**Exercise instructions**
Scan the lines below; pull out those with "comparison".
## BEGIN Data excerpts
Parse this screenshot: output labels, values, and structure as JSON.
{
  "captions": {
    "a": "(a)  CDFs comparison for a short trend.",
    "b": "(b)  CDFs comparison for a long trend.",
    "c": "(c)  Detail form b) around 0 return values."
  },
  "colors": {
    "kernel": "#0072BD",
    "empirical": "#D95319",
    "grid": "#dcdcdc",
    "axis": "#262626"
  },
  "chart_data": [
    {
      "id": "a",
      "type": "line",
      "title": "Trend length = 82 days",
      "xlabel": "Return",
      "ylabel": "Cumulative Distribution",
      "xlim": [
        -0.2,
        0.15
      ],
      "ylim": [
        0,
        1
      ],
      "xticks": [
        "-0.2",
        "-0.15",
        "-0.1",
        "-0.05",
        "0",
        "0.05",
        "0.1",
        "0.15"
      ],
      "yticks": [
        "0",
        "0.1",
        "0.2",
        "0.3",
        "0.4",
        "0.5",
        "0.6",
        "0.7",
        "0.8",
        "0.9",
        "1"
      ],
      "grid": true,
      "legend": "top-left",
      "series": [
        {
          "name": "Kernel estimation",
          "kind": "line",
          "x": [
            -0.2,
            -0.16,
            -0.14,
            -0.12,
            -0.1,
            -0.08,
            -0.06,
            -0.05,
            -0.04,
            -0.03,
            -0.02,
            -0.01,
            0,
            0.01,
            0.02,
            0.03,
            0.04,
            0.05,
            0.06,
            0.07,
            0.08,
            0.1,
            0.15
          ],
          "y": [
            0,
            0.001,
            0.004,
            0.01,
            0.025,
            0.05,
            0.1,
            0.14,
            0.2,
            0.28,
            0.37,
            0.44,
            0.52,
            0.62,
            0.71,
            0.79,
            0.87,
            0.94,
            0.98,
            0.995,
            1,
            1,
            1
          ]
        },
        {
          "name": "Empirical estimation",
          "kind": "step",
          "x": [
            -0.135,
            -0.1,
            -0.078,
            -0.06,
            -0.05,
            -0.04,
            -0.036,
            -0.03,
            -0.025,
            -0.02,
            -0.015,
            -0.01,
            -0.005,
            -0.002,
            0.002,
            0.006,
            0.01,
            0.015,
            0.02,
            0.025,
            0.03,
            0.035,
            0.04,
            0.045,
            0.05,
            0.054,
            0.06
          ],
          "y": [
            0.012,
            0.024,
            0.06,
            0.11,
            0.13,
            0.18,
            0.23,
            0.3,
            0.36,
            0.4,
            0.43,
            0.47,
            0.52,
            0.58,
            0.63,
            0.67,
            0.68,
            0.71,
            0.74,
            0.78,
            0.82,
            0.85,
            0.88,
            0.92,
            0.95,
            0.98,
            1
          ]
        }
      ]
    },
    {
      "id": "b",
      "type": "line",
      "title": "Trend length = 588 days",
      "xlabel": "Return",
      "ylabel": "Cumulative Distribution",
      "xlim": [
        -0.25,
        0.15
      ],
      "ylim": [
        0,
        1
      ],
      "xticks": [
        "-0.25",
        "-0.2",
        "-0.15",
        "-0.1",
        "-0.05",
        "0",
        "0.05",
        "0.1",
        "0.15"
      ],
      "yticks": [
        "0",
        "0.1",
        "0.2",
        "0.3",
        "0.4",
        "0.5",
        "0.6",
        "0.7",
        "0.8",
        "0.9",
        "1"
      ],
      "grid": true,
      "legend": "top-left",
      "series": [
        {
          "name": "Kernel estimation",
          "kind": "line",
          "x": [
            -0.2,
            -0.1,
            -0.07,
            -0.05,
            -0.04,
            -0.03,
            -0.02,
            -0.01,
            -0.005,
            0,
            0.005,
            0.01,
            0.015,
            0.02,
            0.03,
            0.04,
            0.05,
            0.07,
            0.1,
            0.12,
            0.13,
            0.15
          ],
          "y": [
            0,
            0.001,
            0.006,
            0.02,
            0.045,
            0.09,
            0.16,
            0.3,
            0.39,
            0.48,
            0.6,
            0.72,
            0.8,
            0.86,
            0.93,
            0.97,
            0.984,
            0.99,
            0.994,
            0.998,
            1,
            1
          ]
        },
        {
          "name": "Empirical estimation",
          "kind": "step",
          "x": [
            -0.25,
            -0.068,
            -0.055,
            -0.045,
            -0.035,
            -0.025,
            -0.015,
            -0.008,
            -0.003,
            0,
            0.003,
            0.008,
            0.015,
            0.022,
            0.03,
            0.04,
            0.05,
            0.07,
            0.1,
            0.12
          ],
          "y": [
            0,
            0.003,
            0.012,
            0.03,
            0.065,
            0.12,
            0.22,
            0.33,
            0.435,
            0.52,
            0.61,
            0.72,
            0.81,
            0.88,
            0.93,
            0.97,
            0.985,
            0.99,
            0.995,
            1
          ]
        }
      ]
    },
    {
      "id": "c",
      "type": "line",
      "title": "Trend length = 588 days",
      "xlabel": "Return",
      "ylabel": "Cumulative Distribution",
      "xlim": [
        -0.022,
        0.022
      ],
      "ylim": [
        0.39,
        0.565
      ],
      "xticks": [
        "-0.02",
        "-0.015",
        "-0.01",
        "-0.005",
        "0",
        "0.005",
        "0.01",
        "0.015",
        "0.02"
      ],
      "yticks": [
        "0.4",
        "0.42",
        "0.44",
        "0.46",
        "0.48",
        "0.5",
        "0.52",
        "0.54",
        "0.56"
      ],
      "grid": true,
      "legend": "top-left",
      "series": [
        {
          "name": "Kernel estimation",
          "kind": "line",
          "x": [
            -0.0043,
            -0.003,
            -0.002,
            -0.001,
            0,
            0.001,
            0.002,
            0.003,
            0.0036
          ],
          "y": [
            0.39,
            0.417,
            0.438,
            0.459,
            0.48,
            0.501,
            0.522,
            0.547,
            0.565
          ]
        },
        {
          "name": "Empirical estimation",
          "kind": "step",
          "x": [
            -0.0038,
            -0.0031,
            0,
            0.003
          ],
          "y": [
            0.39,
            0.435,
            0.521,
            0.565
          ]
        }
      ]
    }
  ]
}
## END Data excerpts
**Response for this exercise**
    "a": "(a)  CDFs comparison for a short trend.",
    "b": "(b)  CDFs comparison for a long trend.",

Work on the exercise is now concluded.